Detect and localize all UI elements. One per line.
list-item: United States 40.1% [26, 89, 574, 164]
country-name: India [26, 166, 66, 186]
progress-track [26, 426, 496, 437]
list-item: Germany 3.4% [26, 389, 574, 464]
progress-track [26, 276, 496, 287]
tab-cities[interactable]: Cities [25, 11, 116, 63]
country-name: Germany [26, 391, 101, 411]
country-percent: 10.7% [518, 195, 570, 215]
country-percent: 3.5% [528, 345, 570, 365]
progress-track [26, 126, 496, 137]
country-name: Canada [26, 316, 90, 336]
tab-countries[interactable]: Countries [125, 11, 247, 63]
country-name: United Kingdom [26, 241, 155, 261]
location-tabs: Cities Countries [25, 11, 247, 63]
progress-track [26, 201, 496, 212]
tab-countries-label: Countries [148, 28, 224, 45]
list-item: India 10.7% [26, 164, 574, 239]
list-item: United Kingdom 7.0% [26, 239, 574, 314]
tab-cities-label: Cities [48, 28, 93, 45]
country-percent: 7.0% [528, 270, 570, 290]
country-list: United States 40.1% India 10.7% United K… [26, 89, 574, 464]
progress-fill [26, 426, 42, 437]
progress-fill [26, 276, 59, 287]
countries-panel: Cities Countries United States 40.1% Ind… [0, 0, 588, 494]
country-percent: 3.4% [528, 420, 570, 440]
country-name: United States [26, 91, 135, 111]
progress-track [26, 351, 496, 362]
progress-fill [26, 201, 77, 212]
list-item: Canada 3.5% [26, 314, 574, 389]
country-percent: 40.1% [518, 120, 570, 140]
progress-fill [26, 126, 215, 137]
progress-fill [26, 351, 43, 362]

-- Written task --
Format the lines in the items above as a numbered list, leaving out any blank lines.

-- Correct output --
1. Detect and localize all UI elements. One per line.
2. list-item: United States 40.1% [26, 89, 574, 164]
3. country-name: India [26, 166, 66, 186]
4. progress-track [26, 426, 496, 437]
5. list-item: Germany 3.4% [26, 389, 574, 464]
6. progress-track [26, 276, 496, 287]
7. tab-cities[interactable]: Cities [25, 11, 116, 63]
8. country-name: Germany [26, 391, 101, 411]
9. country-percent: 10.7% [518, 195, 570, 215]
10. country-percent: 3.5% [528, 345, 570, 365]
11. progress-track [26, 126, 496, 137]
12. country-name: Canada [26, 316, 90, 336]
13. tab-countries[interactable]: Countries [125, 11, 247, 63]
14. country-name: United Kingdom [26, 241, 155, 261]
15. location-tabs: Cities Countries [25, 11, 247, 63]
16. progress-track [26, 201, 496, 212]
17. tab-countries-label: Countries [148, 28, 224, 45]
18. list-item: India 10.7% [26, 164, 574, 239]
19. list-item: United Kingdom 7.0% [26, 239, 574, 314]
20. tab-cities-label: Cities [48, 28, 93, 45]
21. country-percent: 7.0% [528, 270, 570, 290]
22. country-list: United States 40.1% India 10.7% United K… [26, 89, 574, 464]
23. progress-fill [26, 426, 42, 437]
24. progress-fill [26, 276, 59, 287]
25. countries-panel: Cities Countries United States 40.1% Ind… [0, 0, 588, 494]
26. country-percent: 3.4% [528, 420, 570, 440]
27. country-name: United States [26, 91, 135, 111]
28. progress-track [26, 351, 496, 362]
29. progress-fill [26, 201, 77, 212]
30. list-item: Canada 3.5% [26, 314, 574, 389]
31. country-percent: 40.1% [518, 120, 570, 140]
32. progress-fill [26, 126, 215, 137]
33. progress-fill [26, 351, 43, 362]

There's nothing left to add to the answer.